Figure record listings
* * *

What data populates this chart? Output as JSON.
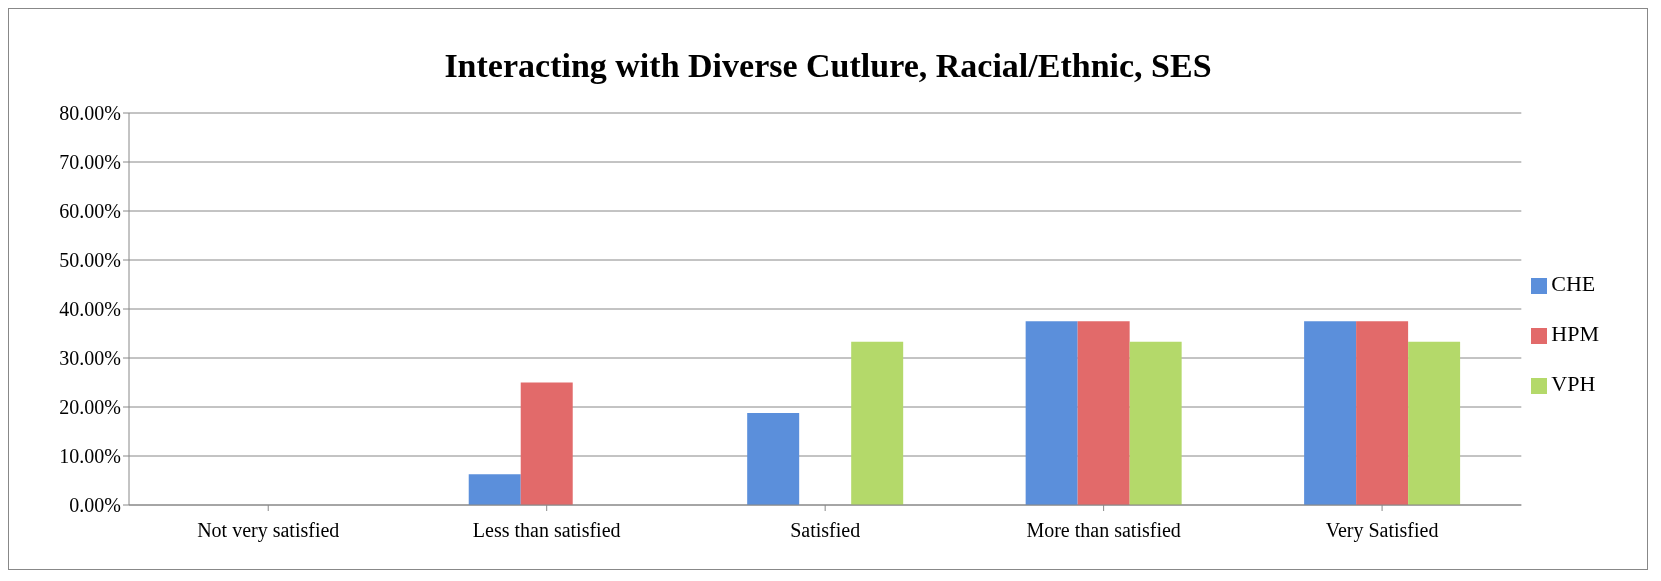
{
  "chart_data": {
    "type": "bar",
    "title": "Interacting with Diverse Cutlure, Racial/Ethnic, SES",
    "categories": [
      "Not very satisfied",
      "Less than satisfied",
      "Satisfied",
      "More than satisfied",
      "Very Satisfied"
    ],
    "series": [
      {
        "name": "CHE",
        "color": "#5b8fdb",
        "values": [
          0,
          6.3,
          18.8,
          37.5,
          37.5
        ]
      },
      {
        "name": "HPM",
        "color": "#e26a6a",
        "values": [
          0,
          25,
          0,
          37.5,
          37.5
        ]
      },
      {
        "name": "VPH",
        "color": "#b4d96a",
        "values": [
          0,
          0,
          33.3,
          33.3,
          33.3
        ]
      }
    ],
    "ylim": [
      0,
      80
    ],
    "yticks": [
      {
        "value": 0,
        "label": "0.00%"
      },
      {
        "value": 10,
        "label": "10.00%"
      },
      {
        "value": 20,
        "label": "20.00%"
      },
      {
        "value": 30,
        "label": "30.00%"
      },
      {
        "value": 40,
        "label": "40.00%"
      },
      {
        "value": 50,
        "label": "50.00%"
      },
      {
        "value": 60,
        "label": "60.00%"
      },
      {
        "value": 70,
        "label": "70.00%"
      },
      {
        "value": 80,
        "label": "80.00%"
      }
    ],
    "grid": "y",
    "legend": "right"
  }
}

* * *

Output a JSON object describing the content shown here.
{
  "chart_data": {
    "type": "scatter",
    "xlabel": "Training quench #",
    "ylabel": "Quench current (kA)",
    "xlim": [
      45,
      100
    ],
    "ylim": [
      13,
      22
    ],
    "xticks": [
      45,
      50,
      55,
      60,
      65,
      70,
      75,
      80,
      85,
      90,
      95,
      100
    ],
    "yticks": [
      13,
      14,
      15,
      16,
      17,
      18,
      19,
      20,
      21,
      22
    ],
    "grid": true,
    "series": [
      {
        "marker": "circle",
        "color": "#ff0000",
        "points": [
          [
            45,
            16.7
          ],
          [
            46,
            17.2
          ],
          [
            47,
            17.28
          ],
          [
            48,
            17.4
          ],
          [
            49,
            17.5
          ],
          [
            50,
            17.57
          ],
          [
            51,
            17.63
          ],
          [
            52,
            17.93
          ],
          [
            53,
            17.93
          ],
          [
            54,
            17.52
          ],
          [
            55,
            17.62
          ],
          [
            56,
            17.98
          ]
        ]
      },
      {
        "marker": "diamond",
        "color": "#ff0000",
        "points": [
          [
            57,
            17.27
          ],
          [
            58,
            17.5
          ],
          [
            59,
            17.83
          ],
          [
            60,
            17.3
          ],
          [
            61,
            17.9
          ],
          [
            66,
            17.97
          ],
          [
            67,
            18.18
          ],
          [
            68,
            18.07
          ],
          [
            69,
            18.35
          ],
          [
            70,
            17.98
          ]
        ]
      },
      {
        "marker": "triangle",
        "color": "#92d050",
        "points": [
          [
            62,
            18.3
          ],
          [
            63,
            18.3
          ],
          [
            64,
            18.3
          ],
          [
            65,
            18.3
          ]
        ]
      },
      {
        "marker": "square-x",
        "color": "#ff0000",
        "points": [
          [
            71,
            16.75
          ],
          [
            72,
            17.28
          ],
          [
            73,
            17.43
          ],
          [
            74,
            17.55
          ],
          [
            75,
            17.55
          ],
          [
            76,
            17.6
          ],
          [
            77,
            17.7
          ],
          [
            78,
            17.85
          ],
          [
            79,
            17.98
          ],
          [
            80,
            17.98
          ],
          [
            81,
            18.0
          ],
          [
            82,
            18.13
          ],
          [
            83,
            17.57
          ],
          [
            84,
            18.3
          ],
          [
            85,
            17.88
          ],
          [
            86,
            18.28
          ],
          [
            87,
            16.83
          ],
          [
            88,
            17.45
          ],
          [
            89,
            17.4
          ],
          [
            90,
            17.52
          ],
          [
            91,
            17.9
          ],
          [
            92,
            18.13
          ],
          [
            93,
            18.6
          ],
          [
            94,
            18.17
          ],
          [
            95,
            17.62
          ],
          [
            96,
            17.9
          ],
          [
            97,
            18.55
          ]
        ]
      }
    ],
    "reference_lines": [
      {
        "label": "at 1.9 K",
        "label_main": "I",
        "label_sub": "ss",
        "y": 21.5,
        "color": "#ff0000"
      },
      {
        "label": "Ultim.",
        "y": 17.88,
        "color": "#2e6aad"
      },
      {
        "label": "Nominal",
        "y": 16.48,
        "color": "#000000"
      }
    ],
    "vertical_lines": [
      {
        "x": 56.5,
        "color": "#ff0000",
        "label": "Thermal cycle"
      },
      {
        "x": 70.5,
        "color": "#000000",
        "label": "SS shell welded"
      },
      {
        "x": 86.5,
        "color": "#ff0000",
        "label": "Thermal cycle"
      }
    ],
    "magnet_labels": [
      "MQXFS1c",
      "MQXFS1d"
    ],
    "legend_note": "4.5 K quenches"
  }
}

* * *

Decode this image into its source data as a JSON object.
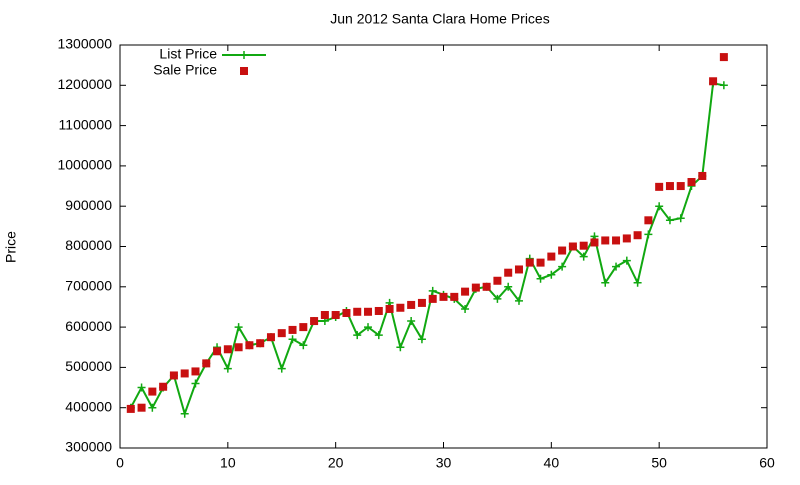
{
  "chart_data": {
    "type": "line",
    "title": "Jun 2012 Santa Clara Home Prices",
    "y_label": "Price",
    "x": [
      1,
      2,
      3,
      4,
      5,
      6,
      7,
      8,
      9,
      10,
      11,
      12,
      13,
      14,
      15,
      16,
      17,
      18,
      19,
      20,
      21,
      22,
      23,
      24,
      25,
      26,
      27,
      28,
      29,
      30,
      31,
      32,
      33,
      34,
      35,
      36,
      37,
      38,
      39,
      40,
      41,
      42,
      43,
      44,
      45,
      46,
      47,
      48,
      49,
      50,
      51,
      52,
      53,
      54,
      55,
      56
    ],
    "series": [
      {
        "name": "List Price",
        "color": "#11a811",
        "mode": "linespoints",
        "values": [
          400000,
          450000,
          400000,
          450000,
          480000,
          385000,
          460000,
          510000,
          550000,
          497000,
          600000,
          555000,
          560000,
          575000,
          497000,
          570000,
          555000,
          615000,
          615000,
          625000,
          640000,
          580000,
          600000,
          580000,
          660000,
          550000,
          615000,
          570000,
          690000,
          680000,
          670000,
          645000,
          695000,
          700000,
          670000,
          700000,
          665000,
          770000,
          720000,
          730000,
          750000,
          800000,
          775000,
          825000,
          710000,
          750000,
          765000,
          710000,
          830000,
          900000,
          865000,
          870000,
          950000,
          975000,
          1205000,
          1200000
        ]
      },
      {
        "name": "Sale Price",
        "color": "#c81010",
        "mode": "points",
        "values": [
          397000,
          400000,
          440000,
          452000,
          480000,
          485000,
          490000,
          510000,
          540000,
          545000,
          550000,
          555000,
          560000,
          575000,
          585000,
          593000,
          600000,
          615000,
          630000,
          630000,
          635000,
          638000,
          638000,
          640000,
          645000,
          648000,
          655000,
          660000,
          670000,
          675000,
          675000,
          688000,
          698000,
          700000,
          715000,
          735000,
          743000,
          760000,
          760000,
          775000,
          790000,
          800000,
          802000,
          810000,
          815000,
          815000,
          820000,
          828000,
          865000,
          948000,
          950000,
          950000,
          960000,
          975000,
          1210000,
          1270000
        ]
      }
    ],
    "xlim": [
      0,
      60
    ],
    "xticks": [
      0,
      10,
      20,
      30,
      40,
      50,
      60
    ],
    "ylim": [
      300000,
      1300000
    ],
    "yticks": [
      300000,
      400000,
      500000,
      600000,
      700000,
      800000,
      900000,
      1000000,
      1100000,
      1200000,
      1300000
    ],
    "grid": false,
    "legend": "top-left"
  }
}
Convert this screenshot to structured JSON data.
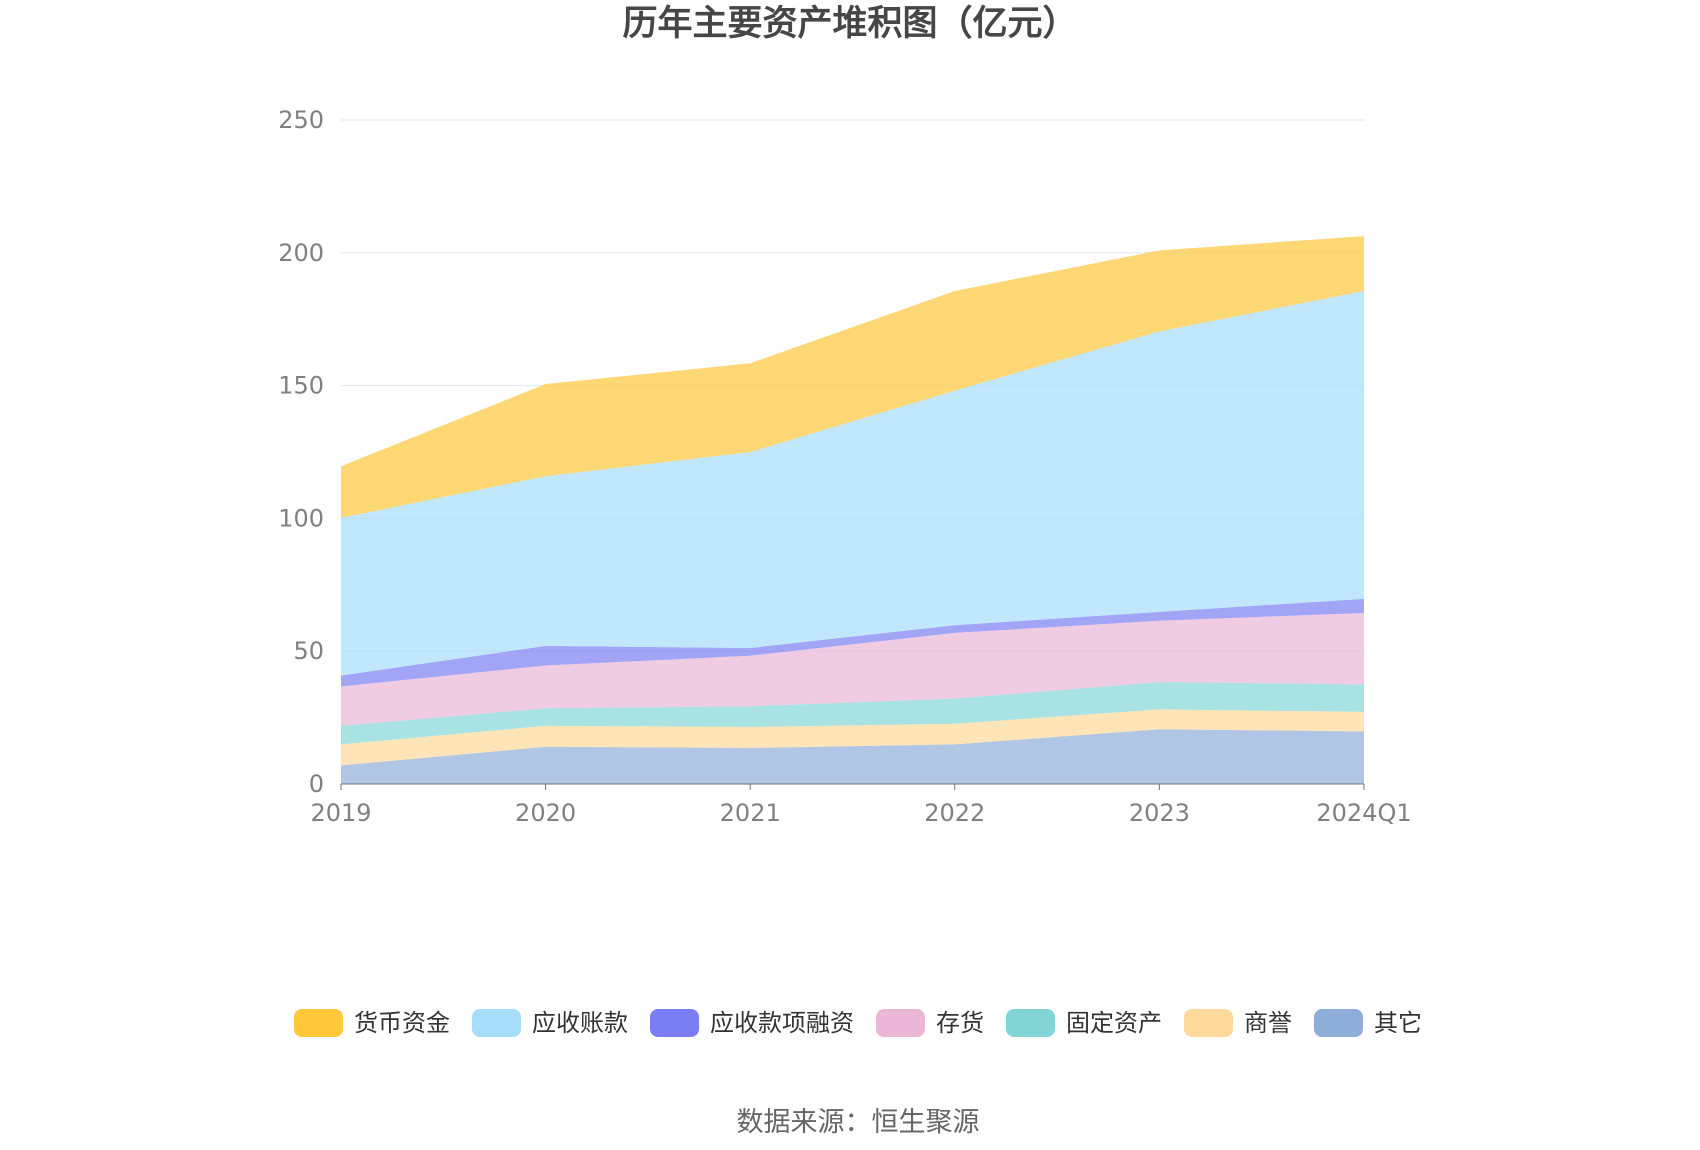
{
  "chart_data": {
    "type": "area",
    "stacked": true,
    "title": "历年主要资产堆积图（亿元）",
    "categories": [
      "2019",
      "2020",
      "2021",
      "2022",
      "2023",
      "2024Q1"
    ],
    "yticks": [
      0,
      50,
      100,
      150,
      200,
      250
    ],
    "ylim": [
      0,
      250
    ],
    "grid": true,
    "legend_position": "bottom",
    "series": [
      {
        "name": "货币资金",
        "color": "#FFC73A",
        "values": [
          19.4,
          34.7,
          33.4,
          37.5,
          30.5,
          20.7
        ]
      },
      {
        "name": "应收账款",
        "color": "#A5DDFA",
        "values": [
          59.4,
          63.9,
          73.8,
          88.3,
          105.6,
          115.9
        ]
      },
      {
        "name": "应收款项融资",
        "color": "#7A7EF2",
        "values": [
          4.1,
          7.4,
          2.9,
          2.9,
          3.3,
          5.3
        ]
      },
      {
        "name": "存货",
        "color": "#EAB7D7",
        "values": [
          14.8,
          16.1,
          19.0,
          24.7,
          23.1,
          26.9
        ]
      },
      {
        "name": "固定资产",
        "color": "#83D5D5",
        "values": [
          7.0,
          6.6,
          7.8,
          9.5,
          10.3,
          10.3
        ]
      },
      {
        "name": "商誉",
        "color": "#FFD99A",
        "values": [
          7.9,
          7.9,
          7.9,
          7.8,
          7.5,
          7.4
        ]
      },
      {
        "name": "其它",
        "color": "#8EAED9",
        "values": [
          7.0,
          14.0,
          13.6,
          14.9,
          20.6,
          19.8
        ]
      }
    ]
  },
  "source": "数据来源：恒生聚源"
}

* * *

GOAL OF THE EXERCISE => Return every line above in which the string "this" occurs.

COMPLETED EXERCISE =>
What data populates this chart? Output as JSON.
Decode this image into its source data as a JSON object.
Convert this screenshot to structured JSON data.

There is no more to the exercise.